> Task instructions
Select every line holding the word "Reinigungs" and copy it.

> Data in this exercise
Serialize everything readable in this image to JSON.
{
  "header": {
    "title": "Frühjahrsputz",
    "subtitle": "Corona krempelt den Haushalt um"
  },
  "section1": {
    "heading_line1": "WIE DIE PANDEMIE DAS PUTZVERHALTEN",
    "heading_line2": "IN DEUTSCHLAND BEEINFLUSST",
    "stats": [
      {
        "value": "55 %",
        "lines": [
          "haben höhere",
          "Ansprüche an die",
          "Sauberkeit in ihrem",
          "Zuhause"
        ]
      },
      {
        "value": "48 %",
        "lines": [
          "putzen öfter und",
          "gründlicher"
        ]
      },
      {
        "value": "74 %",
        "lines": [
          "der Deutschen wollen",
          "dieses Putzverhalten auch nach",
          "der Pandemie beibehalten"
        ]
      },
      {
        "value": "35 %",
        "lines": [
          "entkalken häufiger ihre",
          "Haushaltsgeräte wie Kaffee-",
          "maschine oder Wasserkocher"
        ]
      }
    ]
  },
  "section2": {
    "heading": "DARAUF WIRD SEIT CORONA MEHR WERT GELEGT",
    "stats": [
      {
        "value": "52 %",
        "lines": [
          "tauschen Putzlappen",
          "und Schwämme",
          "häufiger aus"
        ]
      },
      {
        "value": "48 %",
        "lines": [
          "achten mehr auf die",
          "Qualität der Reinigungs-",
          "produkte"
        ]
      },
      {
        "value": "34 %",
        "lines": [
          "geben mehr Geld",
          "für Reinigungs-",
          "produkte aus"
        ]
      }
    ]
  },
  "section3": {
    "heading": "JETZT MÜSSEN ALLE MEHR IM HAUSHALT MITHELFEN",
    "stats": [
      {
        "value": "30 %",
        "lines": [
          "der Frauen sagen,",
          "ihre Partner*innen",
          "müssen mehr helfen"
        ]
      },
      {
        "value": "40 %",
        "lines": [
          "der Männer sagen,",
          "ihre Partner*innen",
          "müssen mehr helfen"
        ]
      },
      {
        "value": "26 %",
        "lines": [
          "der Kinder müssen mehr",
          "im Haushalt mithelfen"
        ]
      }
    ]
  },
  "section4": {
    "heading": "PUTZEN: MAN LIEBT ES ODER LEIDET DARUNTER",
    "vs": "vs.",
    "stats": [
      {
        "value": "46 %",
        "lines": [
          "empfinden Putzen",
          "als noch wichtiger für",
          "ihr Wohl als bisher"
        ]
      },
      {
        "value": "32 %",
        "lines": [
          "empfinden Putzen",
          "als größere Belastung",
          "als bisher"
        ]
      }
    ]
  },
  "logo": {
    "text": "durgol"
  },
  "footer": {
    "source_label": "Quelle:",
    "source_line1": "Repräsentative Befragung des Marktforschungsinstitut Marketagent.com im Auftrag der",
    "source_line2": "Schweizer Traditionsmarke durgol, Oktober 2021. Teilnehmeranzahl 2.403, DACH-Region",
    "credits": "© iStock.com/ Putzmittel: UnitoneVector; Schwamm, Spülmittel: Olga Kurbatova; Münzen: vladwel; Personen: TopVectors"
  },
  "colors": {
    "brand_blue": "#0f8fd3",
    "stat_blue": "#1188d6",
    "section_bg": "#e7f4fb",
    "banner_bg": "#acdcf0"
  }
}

> Written answer
          "Qualität der Reinigungs-",
          "für Reinigungs-",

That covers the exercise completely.